== Provided information ==
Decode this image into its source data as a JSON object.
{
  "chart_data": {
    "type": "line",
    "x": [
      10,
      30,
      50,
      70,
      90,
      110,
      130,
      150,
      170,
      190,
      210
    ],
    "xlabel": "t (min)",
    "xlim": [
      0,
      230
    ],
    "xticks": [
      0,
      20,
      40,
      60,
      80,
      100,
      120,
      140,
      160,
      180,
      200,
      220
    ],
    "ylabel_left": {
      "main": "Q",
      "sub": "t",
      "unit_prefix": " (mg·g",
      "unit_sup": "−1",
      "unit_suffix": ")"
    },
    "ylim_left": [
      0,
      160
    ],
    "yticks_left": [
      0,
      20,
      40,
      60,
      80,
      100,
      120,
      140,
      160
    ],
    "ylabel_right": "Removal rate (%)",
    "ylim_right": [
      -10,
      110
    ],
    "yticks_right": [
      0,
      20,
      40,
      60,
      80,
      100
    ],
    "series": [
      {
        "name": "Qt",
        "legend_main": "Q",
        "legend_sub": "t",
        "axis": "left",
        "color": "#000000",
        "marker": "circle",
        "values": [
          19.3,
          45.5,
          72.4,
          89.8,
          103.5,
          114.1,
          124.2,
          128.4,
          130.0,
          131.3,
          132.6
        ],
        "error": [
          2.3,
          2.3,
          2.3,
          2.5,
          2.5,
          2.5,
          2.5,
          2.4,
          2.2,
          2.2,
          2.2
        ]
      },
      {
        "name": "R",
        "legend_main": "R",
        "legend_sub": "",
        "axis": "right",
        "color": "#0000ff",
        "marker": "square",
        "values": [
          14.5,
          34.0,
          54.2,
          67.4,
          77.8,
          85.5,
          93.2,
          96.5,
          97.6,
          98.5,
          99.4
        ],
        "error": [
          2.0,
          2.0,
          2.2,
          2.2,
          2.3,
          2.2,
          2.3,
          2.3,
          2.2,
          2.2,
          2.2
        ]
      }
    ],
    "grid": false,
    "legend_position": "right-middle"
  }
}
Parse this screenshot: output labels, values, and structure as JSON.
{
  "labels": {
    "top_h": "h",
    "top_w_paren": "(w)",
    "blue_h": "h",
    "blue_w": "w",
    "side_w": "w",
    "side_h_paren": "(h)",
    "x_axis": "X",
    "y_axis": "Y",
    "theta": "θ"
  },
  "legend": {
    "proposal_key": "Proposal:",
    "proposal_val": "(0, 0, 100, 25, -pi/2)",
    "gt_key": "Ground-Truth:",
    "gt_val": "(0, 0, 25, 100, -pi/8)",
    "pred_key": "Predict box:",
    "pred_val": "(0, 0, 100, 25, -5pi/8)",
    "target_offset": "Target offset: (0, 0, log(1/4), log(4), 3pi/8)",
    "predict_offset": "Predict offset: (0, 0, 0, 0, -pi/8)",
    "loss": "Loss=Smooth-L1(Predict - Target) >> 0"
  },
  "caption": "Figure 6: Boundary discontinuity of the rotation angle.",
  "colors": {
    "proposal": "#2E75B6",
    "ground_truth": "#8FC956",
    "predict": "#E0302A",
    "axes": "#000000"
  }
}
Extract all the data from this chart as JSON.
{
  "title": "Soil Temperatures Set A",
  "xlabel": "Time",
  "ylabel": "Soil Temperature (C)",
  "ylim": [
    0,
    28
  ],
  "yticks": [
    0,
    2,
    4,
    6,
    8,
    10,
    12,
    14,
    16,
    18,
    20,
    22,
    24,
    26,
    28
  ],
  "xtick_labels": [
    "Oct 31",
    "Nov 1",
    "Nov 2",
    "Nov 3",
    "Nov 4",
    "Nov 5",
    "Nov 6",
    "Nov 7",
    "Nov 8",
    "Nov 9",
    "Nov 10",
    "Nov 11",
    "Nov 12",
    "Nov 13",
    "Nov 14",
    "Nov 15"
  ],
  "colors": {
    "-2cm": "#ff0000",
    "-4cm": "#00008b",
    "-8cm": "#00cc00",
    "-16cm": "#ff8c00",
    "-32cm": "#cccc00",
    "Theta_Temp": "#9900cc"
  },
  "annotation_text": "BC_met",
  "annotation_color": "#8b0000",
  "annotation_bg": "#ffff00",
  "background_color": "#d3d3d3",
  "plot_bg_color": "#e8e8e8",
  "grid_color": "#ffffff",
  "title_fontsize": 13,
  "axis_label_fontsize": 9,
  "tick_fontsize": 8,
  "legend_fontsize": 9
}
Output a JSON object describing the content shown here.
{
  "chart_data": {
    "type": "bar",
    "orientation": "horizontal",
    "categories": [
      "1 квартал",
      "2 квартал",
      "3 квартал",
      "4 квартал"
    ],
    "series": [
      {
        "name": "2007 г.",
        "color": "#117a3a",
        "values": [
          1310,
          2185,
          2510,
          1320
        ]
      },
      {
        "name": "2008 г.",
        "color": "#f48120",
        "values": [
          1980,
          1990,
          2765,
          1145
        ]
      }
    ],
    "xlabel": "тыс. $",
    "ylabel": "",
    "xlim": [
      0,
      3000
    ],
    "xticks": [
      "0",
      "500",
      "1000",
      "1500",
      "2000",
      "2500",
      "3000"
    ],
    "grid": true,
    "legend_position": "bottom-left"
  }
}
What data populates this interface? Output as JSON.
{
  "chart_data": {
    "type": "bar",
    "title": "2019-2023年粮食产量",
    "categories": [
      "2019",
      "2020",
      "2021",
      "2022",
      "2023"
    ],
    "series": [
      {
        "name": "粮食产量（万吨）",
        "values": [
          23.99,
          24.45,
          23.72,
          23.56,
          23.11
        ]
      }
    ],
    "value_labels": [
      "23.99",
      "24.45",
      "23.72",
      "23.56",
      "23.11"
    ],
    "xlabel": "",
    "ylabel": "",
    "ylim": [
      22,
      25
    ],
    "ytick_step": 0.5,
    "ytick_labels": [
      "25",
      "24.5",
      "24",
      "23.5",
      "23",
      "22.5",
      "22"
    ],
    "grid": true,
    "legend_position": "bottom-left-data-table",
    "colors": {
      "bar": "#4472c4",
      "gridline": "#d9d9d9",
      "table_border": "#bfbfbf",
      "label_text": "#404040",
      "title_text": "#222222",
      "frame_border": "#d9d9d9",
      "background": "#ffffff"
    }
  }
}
===
Repeat the material above in full, quoting it exactly.

Task result ::
Decode this image into its source data as a JSON object.
{
  "chart_data": {
    "type": "line",
    "x": [
      10,
      30,
      50,
      70,
      90,
      110,
      130,
      150,
      170,
      190,
      210
    ],
    "xlabel": "t (min)",
    "xlim": [
      0,
      230
    ],
    "xticks": [
      0,
      20,
      40,
      60,
      80,
      100,
      120,
      140,
      160,
      180,
      200,
      220
    ],
    "ylabel_left": {
      "main": "Q",
      "sub": "t",
      "unit_prefix": " (mg·g",
      "unit_sup": "−1",
      "unit_suffix": ")"
    },
    "ylim_left": [
      0,
      160
    ],
    "yticks_left": [
      0,
      20,
      40,
      60,
      80,
      100,
      120,
      140,
      160
    ],
    "ylabel_right": "Removal rate (%)",
    "ylim_right": [
      -10,
      110
    ],
    "yticks_right": [
      0,
      20,
      40,
      60,
      80,
      100
    ],
    "series": [
      {
        "name": "Qt",
        "legend_main": "Q",
        "legend_sub": "t",
        "axis": "left",
        "color": "#000000",
        "marker": "circle",
        "values": [
          19.3,
          45.5,
          72.4,
          89.8,
          103.5,
          114.1,
          124.2,
          128.4,
          130.0,
          131.3,
          132.6
        ],
        "error": [
          2.3,
          2.3,
          2.3,
          2.5,
          2.5,
          2.5,
          2.5,
          2.4,
          2.2,
          2.2,
          2.2
        ]
      },
      {
        "name": "R",
        "legend_main": "R",
        "legend_sub": "",
        "axis": "right",
        "color": "#0000ff",
        "marker": "square",
        "values": [
          14.5,
          34.0,
          54.2,
          67.4,
          77.8,
          85.5,
          93.2,
          96.5,
          97.6,
          98.5,
          99.4
        ],
        "error": [
          2.0,
          2.0,
          2.2,
          2.2,
          2.3,
          2.2,
          2.3,
          2.3,
          2.2,
          2.2,
          2.2
        ]
      }
    ],
    "grid": false,
    "legend_position": "right-middle"
  }
}
Parse this screenshot: output labels, values, and structure as JSON.
{
  "labels": {
    "top_h": "h",
    "top_w_paren": "(w)",
    "blue_h": "h",
    "blue_w": "w",
    "side_w": "w",
    "side_h_paren": "(h)",
    "x_axis": "X",
    "y_axis": "Y",
    "theta": "θ"
  },
  "legend": {
    "proposal_key": "Proposal:",
    "proposal_val": "(0, 0, 100, 25, -pi/2)",
    "gt_key": "Ground-Truth:",
    "gt_val": "(0, 0, 25, 100, -pi/8)",
    "pred_key": "Predict box:",
    "pred_val": "(0, 0, 100, 25, -5pi/8)",
    "target_offset": "Target offset: (0, 0, log(1/4), log(4), 3pi/8)",
    "predict_offset": "Predict offset: (0, 0, 0, 0, -pi/8)",
    "loss": "Loss=Smooth-L1(Predict - Target) >> 0"
  },
  "caption": "Figure 6: Boundary discontinuity of the rotation angle.",
  "colors": {
    "proposal": "#2E75B6",
    "ground_truth": "#8FC956",
    "predict": "#E0302A",
    "axes": "#000000"
  }
}
Extract all the data from this chart as JSON.
{
  "title": "Soil Temperatures Set A",
  "xlabel": "Time",
  "ylabel": "Soil Temperature (C)",
  "ylim": [
    0,
    28
  ],
  "yticks": [
    0,
    2,
    4,
    6,
    8,
    10,
    12,
    14,
    16,
    18,
    20,
    22,
    24,
    26,
    28
  ],
  "xtick_labels": [
    "Oct 31",
    "Nov 1",
    "Nov 2",
    "Nov 3",
    "Nov 4",
    "Nov 5",
    "Nov 6",
    "Nov 7",
    "Nov 8",
    "Nov 9",
    "Nov 10",
    "Nov 11",
    "Nov 12",
    "Nov 13",
    "Nov 14",
    "Nov 15"
  ],
  "colors": {
    "-2cm": "#ff0000",
    "-4cm": "#00008b",
    "-8cm": "#00cc00",
    "-16cm": "#ff8c00",
    "-32cm": "#cccc00",
    "Theta_Temp": "#9900cc"
  },
  "annotation_text": "BC_met",
  "annotation_color": "#8b0000",
  "annotation_bg": "#ffff00",
  "background_color": "#d3d3d3",
  "plot_bg_color": "#e8e8e8",
  "grid_color": "#ffffff",
  "title_fontsize": 13,
  "axis_label_fontsize": 9,
  "tick_fontsize": 8,
  "legend_fontsize": 9
}
Output a JSON object describing the content shown here.
{
  "chart_data": {
    "type": "bar",
    "orientation": "horizontal",
    "categories": [
      "1 квартал",
      "2 квартал",
      "3 квартал",
      "4 квартал"
    ],
    "series": [
      {
        "name": "2007 г.",
        "color": "#117a3a",
        "values": [
          1310,
          2185,
          2510,
          1320
        ]
      },
      {
        "name": "2008 г.",
        "color": "#f48120",
        "values": [
          1980,
          1990,
          2765,
          1145
        ]
      }
    ],
    "xlabel": "тыс. $",
    "ylabel": "",
    "xlim": [
      0,
      3000
    ],
    "xticks": [
      "0",
      "500",
      "1000",
      "1500",
      "2000",
      "2500",
      "3000"
    ],
    "grid": true,
    "legend_position": "bottom-left"
  }
}
What data populates this interface? Output as JSON.
{
  "chart_data": {
    "type": "bar",
    "title": "2019-2023年粮食产量",
    "categories": [
      "2019",
      "2020",
      "2021",
      "2022",
      "2023"
    ],
    "series": [
      {
        "name": "粮食产量（万吨）",
        "values": [
          23.99,
          24.45,
          23.72,
          23.56,
          23.11
        ]
      }
    ],
    "value_labels": [
      "23.99",
      "24.45",
      "23.72",
      "23.56",
      "23.11"
    ],
    "xlabel": "",
    "ylabel": "",
    "ylim": [
      22,
      25
    ],
    "ytick_step": 0.5,
    "ytick_labels": [
      "25",
      "24.5",
      "24",
      "23.5",
      "23",
      "22.5",
      "22"
    ],
    "grid": true,
    "legend_position": "bottom-left-data-table",
    "colors": {
      "bar": "#4472c4",
      "gridline": "#d9d9d9",
      "table_border": "#bfbfbf",
      "label_text": "#404040",
      "title_text": "#222222",
      "frame_border": "#d9d9d9",
      "background": "#ffffff"
    }
  }
}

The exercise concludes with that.